**Set task**
Look through the lines below and extract each one that contains "name".

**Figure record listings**
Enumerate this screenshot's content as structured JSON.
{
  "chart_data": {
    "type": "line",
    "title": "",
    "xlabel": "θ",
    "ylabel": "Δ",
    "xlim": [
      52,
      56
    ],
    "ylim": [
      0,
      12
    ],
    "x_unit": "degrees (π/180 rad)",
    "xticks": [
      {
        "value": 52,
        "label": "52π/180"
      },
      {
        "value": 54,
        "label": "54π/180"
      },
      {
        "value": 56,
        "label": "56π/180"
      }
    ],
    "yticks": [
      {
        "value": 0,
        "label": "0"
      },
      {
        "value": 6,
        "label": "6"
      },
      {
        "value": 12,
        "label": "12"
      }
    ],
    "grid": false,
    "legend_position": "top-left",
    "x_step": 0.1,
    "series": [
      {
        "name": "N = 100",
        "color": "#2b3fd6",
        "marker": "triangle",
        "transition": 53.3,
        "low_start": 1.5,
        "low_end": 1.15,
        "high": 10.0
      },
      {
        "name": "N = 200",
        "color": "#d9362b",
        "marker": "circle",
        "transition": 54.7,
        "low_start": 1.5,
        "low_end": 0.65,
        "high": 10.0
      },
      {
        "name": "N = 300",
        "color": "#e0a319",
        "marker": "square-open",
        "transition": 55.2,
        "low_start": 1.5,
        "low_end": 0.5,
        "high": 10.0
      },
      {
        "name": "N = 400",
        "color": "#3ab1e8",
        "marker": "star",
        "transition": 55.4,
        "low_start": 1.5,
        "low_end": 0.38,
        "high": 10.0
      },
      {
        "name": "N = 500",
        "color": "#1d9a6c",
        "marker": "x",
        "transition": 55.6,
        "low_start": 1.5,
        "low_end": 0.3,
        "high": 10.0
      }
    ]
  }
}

**Exercise output**
        "name": "N = 100",
        "name": "N = 200",
        "name": "N = 300",
        "name": "N = 400",
        "name": "N = 500",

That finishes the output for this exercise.